- WHAT NEEDS TO BE DONE -
Every entry must be duplicated precisely as written.

- LISTED ENTRIES -
╭──
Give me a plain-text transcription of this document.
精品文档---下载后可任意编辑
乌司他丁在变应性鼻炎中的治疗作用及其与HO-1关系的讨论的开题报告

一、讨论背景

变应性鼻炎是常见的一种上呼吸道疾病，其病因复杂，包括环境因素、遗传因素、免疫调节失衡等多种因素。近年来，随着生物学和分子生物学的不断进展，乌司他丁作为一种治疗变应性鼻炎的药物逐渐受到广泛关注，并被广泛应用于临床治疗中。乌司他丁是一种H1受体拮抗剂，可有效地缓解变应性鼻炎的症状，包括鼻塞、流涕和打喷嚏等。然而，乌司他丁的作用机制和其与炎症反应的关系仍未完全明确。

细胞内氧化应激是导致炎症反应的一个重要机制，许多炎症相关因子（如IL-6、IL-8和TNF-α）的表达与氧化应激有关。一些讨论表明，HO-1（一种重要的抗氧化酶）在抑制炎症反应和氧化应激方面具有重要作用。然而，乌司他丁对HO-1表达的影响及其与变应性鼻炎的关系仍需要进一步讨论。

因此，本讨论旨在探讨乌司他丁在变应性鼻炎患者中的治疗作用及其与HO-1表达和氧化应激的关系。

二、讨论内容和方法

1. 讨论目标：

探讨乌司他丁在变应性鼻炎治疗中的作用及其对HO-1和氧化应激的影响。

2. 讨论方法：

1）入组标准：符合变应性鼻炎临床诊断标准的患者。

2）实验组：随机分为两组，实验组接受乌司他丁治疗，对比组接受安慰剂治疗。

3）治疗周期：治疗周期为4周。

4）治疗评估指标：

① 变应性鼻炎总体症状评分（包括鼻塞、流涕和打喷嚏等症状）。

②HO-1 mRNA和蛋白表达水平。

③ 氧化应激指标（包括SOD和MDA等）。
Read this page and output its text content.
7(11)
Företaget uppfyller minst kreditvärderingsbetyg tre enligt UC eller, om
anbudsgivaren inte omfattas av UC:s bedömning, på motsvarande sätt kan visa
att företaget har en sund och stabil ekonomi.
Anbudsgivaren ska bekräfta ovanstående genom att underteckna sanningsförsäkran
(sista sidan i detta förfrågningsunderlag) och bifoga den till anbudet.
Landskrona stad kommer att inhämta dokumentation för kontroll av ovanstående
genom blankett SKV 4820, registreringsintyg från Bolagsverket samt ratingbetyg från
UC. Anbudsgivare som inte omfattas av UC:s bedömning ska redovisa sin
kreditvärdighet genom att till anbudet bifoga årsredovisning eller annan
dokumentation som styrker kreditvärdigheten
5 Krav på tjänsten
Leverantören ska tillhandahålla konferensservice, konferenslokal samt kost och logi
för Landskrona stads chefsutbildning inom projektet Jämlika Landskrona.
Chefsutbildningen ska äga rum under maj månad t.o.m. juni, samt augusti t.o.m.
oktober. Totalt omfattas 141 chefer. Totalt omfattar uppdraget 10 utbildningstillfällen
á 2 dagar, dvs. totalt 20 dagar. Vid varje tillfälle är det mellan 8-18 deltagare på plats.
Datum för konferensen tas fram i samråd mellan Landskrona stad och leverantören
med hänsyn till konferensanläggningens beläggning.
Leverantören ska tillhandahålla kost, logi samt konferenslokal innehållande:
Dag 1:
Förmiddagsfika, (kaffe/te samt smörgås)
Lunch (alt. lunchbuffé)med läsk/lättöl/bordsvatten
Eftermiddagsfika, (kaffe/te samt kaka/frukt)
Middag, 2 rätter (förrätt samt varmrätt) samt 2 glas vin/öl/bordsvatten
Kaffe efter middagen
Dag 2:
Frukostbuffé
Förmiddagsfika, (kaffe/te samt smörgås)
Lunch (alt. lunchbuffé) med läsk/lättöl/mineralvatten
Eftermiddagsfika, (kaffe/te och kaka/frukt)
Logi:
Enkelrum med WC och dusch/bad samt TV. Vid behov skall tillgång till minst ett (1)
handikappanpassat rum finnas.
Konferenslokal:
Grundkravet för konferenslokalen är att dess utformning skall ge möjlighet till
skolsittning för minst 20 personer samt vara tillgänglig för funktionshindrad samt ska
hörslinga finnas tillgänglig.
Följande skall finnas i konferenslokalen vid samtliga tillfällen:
╰──
- SOLUTION FOR THIS TASK -
Give me a plain-text transcription of this document.
精品文档---下载后可任意编辑
乌司他丁在变应性鼻炎中的治疗作用及其与HO-1关系的讨论的开题报告

一、讨论背景

变应性鼻炎是常见的一种上呼吸道疾病，其病因复杂，包括环境因素、遗传因素、免疫调节失衡等多种因素。近年来，随着生物学和分子生物学的不断进展，乌司他丁作为一种治疗变应性鼻炎的药物逐渐受到广泛关注，并被广泛应用于临床治疗中。乌司他丁是一种H1受体拮抗剂，可有效地缓解变应性鼻炎的症状，包括鼻塞、流涕和打喷嚏等。然而，乌司他丁的作用机制和其与炎症反应的关系仍未完全明确。

细胞内氧化应激是导致炎症反应的一个重要机制，许多炎症相关因子（如IL-6、IL-8和TNF-α）的表达与氧化应激有关。一些讨论表明，HO-1（一种重要的抗氧化酶）在抑制炎症反应和氧化应激方面具有重要作用。然而，乌司他丁对HO-1表达的影响及其与变应性鼻炎的关系仍需要进一步讨论。

因此，本讨论旨在探讨乌司他丁在变应性鼻炎患者中的治疗作用及其与HO-1表达和氧化应激的关系。

二、讨论内容和方法

1. 讨论目标：

探讨乌司他丁在变应性鼻炎治疗中的作用及其对HO-1和氧化应激的影响。

2. 讨论方法：

1）入组标准：符合变应性鼻炎临床诊断标准的患者。

2）实验组：随机分为两组，实验组接受乌司他丁治疗，对比组接受安慰剂治疗。

3）治疗周期：治疗周期为4周。

4）治疗评估指标：

① 变应性鼻炎总体症状评分（包括鼻塞、流涕和打喷嚏等症状）。

②HO-1 mRNA和蛋白表达水平。

③ 氧化应激指标（包括SOD和MDA等）。
Read this page and output its text content.
7(11)
Företaget uppfyller minst kreditvärderingsbetyg tre enligt UC eller, om
anbudsgivaren inte omfattas av UC:s bedömning, på motsvarande sätt kan visa
att företaget har en sund och stabil ekonomi.
Anbudsgivaren ska bekräfta ovanstående genom att underteckna sanningsförsäkran
(sista sidan i detta förfrågningsunderlag) och bifoga den till anbudet.
Landskrona stad kommer att inhämta dokumentation för kontroll av ovanstående
genom blankett SKV 4820, registreringsintyg från Bolagsverket samt ratingbetyg från
UC. Anbudsgivare som inte omfattas av UC:s bedömning ska redovisa sin
kreditvärdighet genom att till anbudet bifoga årsredovisning eller annan
dokumentation som styrker kreditvärdigheten
5 Krav på tjänsten
Leverantören ska tillhandahålla konferensservice, konferenslokal samt kost och logi
för Landskrona stads chefsutbildning inom projektet Jämlika Landskrona.
Chefsutbildningen ska äga rum under maj månad t.o.m. juni, samt augusti t.o.m.
oktober. Totalt omfattas 141 chefer. Totalt omfattar uppdraget 10 utbildningstillfällen
á 2 dagar, dvs. totalt 20 dagar. Vid varje tillfälle är det mellan 8-18 deltagare på plats.
Datum för konferensen tas fram i samråd mellan Landskrona stad och leverantören
med hänsyn till konferensanläggningens beläggning.
Leverantören ska tillhandahålla kost, logi samt konferenslokal innehållande:
Dag 1:
Förmiddagsfika, (kaffe/te samt smörgås)
Lunch (alt. lunchbuffé)med läsk/lättöl/bordsvatten
Eftermiddagsfika, (kaffe/te samt kaka/frukt)
Middag, 2 rätter (förrätt samt varmrätt) samt 2 glas vin/öl/bordsvatten
Kaffe efter middagen
Dag 2:
Frukostbuffé
Förmiddagsfika, (kaffe/te samt smörgås)
Lunch (alt. lunchbuffé) med läsk/lättöl/mineralvatten
Eftermiddagsfika, (kaffe/te och kaka/frukt)
Logi:
Enkelrum med WC och dusch/bad samt TV. Vid behov skall tillgång till minst ett (1)
handikappanpassat rum finnas.
Konferenslokal:
Grundkravet för konferenslokalen är att dess utformning skall ge möjlighet till
skolsittning för minst 20 personer samt vara tillgänglig för funktionshindrad samt ska
hörslinga finnas tillgänglig.
Följande skall finnas i konferenslokalen vid samtliga tillfällen:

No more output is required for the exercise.